== MATERIAL PROVIDED ==

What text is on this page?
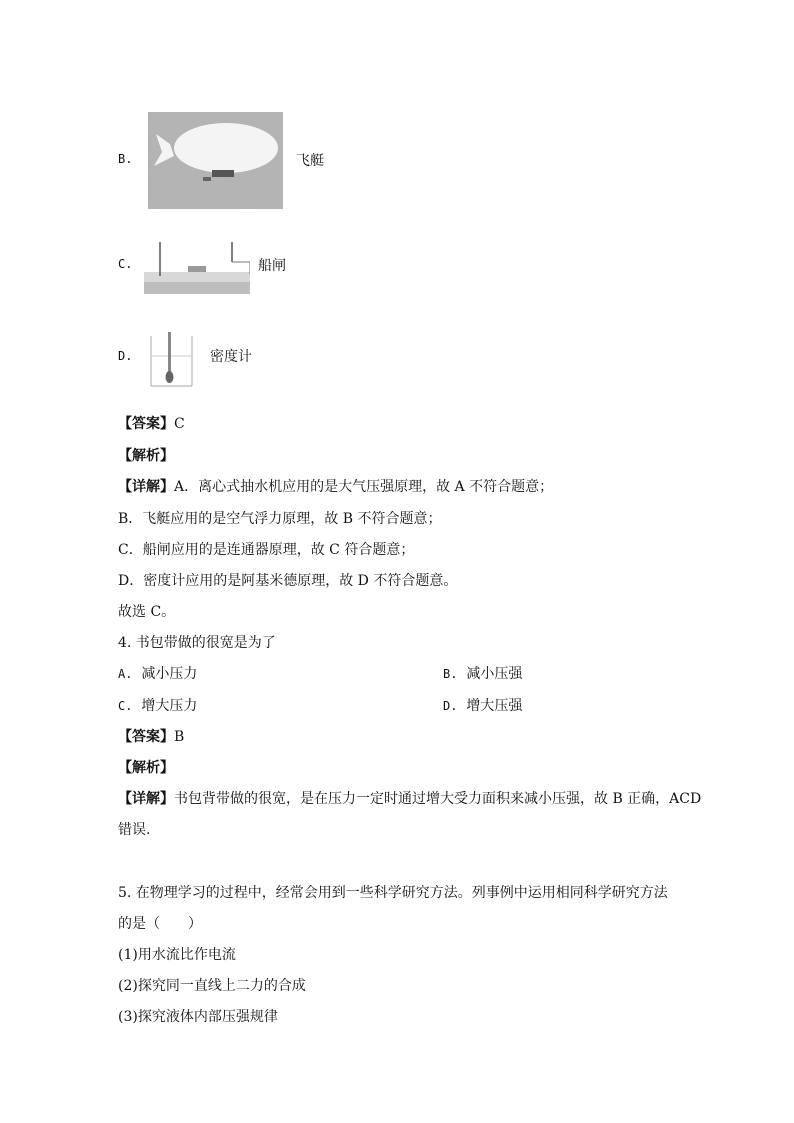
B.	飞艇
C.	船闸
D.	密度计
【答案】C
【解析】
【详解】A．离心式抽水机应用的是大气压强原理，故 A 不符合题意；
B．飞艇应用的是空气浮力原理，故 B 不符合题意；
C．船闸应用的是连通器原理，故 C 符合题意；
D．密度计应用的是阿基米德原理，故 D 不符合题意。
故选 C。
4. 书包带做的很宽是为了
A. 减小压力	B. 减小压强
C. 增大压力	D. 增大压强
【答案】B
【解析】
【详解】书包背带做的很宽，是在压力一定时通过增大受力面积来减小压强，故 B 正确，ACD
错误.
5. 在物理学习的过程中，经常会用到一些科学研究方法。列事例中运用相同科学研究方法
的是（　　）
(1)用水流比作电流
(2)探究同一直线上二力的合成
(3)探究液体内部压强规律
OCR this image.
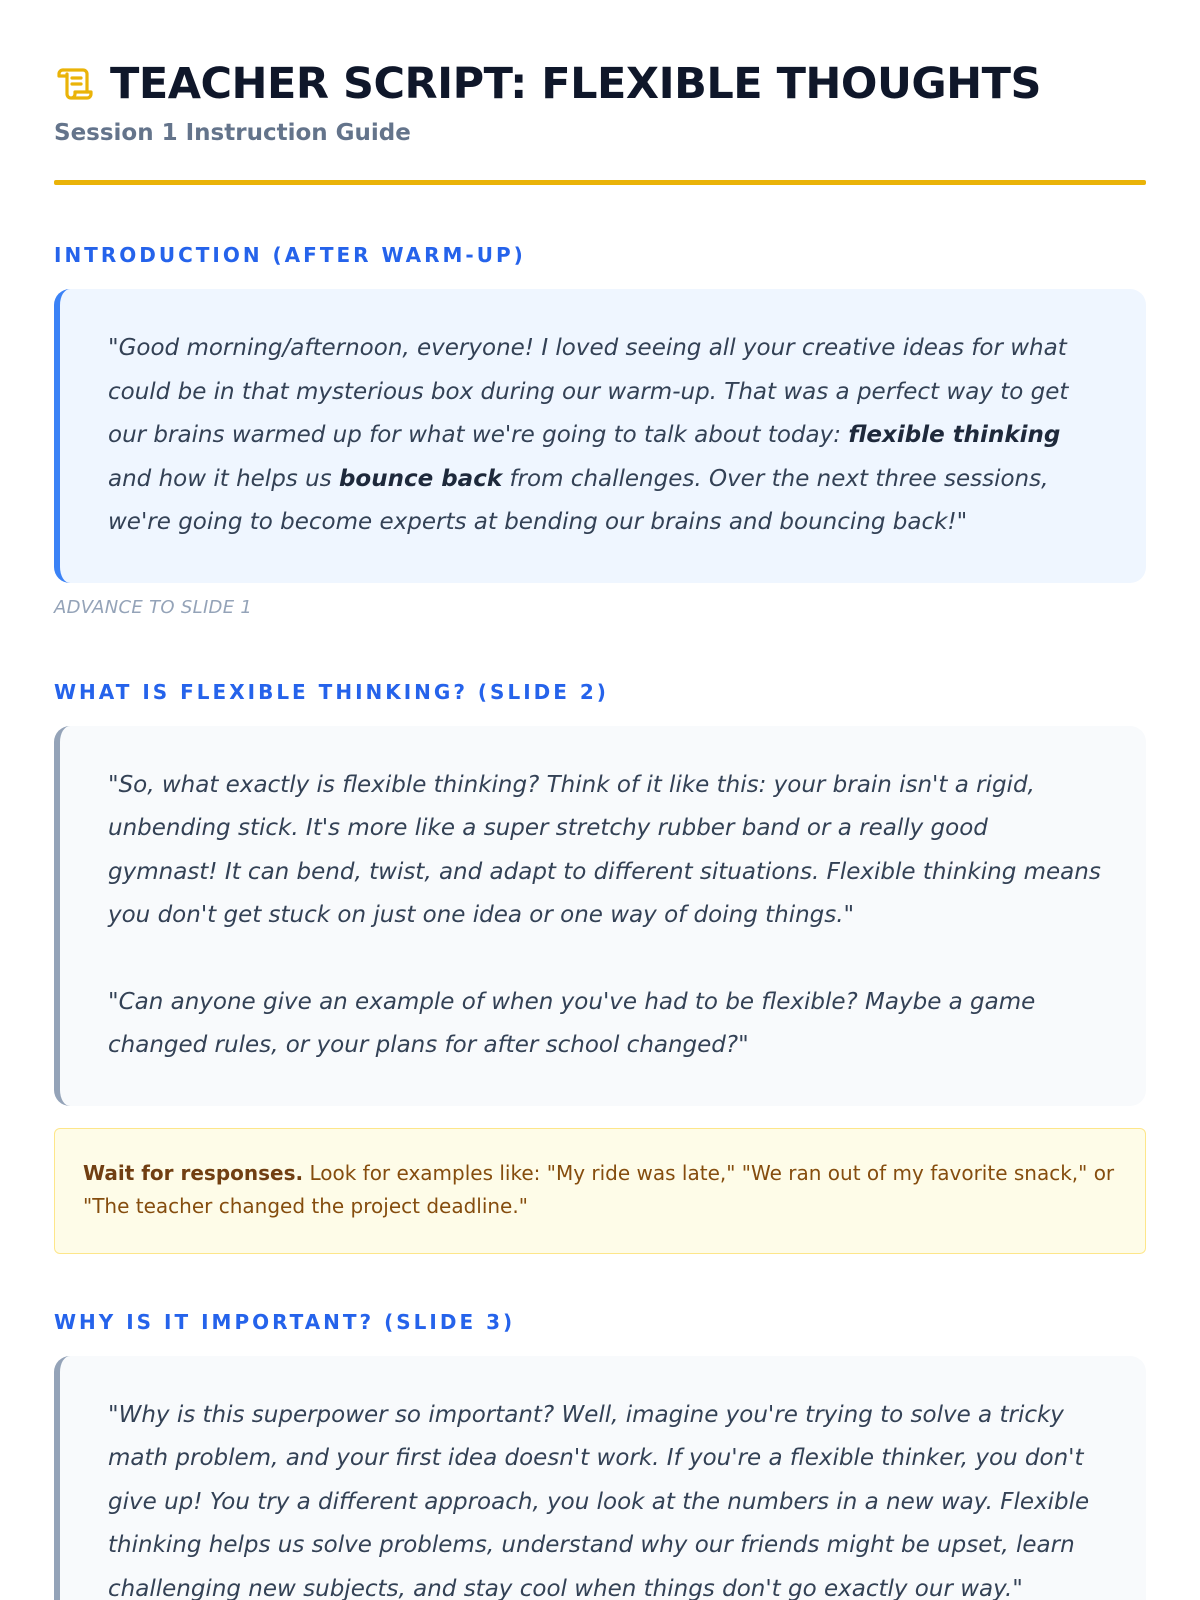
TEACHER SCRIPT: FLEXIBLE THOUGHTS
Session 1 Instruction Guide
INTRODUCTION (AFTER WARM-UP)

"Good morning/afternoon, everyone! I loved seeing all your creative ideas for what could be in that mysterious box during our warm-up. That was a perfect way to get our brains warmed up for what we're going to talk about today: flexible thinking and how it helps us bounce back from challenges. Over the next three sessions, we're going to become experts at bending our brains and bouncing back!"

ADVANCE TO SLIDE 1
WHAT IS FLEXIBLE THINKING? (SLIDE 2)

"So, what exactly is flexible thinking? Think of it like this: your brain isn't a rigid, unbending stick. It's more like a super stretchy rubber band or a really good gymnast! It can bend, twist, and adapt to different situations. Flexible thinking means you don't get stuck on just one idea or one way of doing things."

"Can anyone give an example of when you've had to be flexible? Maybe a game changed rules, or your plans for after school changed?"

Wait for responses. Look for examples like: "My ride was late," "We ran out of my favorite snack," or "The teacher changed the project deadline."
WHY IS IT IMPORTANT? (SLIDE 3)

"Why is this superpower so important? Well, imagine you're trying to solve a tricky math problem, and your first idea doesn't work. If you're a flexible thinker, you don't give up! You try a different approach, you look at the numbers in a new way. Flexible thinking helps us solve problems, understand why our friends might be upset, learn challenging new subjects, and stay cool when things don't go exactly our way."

===
== MATERIAL PROVIDED ==

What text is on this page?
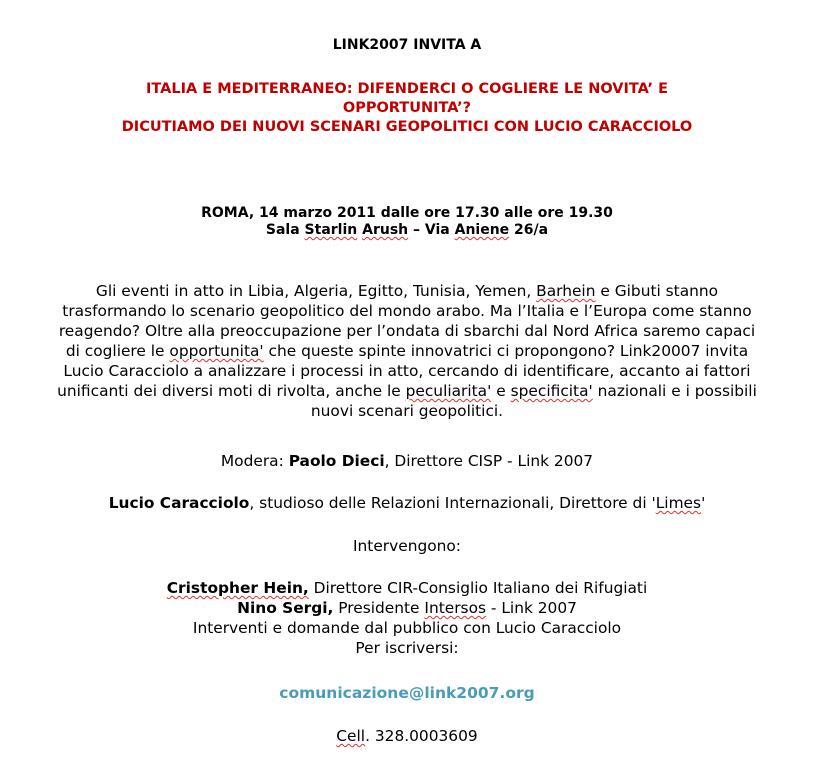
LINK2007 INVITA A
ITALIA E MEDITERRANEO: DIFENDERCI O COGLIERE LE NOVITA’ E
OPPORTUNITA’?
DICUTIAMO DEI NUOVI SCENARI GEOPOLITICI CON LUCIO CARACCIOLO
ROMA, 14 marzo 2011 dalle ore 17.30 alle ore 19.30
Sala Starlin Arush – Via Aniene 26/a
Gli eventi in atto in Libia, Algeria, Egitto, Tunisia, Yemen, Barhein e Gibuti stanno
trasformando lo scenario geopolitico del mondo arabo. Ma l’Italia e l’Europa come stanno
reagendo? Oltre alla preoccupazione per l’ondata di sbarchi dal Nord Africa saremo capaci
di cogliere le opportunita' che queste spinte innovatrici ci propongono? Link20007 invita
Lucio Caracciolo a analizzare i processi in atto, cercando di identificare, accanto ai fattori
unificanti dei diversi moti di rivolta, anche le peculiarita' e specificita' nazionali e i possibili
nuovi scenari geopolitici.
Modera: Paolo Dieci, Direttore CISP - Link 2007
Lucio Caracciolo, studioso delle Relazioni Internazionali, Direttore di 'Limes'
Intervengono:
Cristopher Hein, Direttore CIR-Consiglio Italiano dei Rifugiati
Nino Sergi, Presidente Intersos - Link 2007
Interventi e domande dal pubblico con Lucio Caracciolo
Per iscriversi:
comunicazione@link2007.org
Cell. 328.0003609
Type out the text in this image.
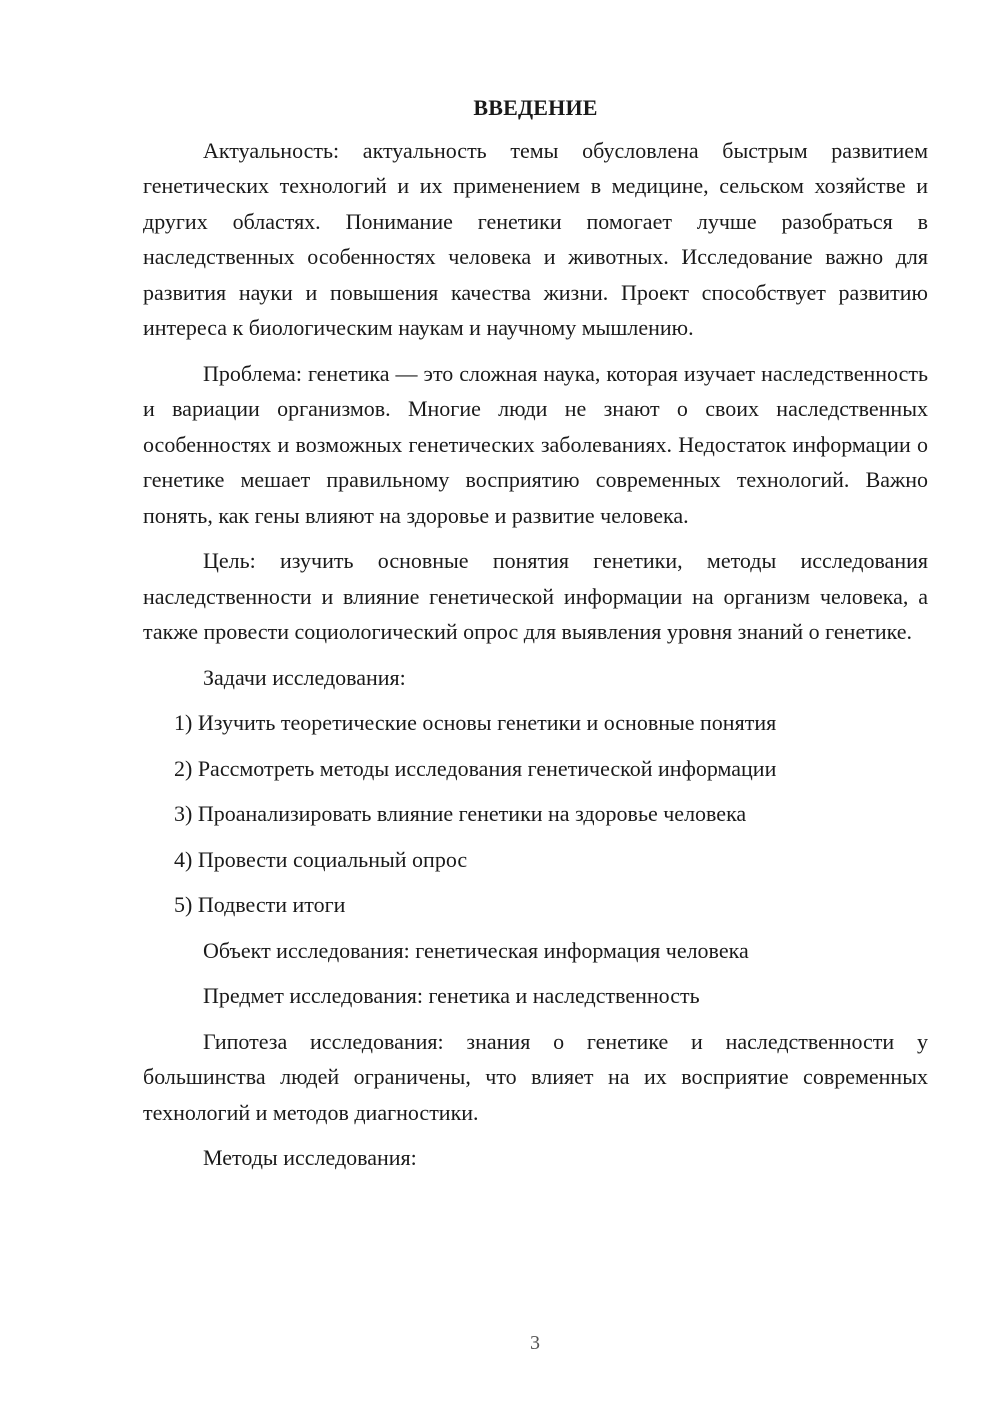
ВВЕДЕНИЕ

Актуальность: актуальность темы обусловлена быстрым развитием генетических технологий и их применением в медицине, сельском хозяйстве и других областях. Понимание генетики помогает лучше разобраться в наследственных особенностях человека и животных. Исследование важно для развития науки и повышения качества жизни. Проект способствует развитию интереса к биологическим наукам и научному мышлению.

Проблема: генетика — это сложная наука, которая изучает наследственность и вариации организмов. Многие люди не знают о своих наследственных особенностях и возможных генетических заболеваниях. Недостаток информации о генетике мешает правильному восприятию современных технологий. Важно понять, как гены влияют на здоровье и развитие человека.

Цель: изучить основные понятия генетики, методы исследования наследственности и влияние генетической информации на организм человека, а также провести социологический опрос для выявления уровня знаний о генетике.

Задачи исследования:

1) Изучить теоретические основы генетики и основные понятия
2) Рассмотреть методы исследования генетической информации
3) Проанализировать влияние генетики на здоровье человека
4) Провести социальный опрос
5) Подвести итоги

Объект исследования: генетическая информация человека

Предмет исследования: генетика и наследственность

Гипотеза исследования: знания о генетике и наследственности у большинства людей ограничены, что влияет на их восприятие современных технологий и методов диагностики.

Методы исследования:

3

===
== MATERIAL PROVIDED ==

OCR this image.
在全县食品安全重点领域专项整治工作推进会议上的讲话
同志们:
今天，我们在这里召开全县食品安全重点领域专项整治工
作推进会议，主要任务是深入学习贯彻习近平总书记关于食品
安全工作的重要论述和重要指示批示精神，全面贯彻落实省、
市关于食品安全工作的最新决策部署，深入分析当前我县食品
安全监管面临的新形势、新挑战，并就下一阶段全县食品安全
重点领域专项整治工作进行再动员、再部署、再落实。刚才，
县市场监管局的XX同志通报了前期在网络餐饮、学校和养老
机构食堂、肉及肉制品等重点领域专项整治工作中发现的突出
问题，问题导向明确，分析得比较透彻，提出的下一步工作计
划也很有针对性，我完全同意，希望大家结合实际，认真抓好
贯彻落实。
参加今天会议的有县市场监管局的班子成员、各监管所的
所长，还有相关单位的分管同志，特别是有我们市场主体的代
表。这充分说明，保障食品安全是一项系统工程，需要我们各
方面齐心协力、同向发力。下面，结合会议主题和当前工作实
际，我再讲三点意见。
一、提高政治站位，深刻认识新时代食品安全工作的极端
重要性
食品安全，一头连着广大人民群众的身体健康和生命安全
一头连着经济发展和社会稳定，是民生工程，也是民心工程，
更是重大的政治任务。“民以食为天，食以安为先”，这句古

===

▶ PROBLEM TO SOLVE: Consider the entries above and return each line with the string "влияние".

▶ TASK SOLUTION:
Цель: изучить основные понятия генетики, методы исследования наследственности и влияние генетической информации на организм человека, а также провести социологический опрос для выявления уровня знаний о генетике.
3) Проанализировать влияние генетики на здоровье человека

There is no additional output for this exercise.